Look for "from" in each line of the entries, and return the matching lines.

Items listed in a dataset
□ □ □ □ □ □ □
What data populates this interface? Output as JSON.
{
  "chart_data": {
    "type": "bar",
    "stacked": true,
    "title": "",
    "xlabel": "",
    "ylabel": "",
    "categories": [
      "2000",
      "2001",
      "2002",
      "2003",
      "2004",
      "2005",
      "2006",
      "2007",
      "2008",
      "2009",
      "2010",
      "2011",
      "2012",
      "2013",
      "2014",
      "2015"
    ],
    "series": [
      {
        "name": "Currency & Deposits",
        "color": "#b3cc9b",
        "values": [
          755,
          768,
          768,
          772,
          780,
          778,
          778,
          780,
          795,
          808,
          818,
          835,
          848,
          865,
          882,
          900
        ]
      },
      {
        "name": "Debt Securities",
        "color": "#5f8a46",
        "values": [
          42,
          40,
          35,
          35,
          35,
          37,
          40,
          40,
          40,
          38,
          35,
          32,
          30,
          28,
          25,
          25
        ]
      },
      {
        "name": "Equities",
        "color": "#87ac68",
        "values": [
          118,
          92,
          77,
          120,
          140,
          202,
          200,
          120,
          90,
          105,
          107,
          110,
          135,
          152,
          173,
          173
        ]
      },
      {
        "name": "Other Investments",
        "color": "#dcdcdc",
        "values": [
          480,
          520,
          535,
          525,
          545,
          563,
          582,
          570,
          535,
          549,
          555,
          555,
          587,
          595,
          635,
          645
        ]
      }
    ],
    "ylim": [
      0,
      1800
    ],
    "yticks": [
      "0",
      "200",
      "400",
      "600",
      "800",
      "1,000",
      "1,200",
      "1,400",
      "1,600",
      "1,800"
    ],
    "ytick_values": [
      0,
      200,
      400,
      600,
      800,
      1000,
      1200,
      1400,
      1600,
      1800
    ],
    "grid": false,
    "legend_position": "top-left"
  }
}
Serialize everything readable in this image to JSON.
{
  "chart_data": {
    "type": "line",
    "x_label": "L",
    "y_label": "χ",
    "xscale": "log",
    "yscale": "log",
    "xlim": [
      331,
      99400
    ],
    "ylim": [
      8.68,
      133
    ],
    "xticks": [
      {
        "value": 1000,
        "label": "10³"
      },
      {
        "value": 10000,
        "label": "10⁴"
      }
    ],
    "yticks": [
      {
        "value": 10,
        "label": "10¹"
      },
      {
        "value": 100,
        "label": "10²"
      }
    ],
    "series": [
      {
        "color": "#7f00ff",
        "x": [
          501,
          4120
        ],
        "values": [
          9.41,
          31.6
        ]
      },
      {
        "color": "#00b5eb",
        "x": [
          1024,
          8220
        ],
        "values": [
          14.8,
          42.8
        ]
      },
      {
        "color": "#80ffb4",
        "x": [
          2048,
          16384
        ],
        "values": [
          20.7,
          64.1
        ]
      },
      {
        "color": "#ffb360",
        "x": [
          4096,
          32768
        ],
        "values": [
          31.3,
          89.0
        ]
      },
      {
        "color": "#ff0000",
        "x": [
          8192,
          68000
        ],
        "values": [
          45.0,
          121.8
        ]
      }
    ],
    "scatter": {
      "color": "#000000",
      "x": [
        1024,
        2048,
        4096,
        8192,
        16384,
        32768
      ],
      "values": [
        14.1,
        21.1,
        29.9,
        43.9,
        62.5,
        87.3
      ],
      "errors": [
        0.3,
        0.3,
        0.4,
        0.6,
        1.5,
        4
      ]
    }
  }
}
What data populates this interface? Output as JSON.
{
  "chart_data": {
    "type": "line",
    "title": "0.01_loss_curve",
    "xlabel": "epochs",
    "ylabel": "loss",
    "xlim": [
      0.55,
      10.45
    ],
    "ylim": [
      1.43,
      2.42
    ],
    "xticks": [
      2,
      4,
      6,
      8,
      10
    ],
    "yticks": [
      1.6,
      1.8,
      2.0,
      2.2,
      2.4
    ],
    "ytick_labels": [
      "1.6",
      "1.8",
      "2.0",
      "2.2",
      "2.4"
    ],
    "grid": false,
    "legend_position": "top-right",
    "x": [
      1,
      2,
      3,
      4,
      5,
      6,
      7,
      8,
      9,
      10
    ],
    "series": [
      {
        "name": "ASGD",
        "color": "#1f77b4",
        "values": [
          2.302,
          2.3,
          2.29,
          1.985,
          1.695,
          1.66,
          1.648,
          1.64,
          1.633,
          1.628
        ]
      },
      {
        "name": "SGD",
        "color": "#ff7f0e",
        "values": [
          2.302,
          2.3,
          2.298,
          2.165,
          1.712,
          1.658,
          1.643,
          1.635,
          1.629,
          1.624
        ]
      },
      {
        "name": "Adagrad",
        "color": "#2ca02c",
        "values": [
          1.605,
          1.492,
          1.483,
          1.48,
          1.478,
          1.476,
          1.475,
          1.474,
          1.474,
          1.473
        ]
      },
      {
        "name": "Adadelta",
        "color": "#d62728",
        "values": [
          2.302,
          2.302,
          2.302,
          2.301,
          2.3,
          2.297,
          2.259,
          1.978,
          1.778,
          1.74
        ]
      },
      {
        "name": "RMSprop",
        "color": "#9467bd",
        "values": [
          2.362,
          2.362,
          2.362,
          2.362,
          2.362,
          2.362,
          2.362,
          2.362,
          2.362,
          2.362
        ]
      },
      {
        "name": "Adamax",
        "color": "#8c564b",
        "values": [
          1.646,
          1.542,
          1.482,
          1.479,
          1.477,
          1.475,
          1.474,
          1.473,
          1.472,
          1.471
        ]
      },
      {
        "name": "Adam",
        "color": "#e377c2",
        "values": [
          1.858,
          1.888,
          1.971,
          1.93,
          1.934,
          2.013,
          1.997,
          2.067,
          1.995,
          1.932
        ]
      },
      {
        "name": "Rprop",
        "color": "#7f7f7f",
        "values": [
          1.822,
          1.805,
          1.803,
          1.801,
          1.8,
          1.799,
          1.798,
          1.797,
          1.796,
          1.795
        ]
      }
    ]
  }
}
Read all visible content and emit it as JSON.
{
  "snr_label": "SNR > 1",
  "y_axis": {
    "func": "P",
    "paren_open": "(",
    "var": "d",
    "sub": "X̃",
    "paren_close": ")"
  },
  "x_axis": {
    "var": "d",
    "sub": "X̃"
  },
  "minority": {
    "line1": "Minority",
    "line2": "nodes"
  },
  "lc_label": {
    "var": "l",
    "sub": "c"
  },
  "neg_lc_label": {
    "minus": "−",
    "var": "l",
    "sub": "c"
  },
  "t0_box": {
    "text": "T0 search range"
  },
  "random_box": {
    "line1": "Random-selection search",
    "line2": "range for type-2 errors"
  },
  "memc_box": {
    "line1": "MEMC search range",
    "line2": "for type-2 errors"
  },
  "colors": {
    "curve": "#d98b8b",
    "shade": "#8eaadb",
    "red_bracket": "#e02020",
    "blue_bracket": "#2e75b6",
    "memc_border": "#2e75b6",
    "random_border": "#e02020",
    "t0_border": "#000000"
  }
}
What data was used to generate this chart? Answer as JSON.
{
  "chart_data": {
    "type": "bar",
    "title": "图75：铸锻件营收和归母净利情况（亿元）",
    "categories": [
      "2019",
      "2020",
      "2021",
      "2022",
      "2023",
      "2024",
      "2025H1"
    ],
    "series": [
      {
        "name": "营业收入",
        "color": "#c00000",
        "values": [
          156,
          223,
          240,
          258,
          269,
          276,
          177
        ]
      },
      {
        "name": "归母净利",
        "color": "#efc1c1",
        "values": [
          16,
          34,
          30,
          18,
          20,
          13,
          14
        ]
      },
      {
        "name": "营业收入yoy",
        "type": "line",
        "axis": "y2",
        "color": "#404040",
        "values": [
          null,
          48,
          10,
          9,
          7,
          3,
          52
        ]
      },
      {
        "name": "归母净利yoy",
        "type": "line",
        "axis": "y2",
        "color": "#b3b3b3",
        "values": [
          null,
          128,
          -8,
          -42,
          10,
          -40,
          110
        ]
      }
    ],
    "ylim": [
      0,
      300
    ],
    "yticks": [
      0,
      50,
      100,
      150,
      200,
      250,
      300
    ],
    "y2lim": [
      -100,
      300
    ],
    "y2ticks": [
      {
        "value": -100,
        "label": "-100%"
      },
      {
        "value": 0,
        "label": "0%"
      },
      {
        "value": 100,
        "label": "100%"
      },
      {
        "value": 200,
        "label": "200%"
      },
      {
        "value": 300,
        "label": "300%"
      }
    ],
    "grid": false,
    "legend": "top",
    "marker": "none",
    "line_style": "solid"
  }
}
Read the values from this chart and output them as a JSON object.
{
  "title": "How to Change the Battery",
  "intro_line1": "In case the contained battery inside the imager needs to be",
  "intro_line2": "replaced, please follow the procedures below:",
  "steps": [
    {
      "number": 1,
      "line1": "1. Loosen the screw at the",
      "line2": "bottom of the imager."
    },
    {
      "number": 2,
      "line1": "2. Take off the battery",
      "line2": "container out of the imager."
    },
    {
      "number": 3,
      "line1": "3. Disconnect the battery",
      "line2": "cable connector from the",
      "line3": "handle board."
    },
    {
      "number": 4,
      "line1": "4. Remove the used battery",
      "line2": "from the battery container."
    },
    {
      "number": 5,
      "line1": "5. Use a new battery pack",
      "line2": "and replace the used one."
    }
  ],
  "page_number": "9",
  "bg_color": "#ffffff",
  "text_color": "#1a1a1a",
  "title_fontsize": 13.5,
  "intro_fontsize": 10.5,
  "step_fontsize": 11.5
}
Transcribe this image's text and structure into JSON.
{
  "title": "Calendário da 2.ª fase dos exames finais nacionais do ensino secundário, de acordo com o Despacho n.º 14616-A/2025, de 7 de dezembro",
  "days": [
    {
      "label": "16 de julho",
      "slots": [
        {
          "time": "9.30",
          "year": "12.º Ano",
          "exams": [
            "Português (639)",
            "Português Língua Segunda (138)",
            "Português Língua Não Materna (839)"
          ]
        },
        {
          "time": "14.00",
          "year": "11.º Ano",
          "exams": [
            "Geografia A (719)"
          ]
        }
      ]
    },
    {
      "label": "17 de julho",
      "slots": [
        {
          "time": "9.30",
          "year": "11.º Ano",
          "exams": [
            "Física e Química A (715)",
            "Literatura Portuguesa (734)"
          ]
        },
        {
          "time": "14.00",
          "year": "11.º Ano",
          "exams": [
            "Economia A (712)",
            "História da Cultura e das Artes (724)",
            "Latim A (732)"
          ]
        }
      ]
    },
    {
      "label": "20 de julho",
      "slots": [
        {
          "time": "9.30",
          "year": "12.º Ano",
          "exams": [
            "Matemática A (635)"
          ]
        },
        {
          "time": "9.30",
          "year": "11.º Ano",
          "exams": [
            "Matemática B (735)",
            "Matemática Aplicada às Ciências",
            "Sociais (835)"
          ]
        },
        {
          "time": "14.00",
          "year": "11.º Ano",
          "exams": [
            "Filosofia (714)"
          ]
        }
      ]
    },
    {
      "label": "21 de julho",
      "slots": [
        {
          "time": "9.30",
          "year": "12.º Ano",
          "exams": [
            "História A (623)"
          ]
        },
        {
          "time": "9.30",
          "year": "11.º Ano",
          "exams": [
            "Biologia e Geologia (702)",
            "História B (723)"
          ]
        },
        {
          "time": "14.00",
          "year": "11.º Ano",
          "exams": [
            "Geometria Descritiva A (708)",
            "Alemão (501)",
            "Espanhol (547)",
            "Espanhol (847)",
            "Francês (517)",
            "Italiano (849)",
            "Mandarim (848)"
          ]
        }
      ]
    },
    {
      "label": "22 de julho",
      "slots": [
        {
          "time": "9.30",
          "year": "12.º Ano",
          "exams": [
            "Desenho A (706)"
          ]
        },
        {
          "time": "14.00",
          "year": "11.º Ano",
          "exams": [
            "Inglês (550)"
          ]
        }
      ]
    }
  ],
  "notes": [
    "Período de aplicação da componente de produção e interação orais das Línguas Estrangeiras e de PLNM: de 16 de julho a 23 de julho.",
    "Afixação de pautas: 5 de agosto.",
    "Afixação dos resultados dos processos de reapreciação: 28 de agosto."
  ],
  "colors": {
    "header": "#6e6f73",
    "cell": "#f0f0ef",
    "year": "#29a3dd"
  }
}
□ □ □ □ □ □ □
# [Written response]
Read the values from this chart and output them as a JSON object.
      "line2": "cable connector from the",
      "line2": "from the battery container."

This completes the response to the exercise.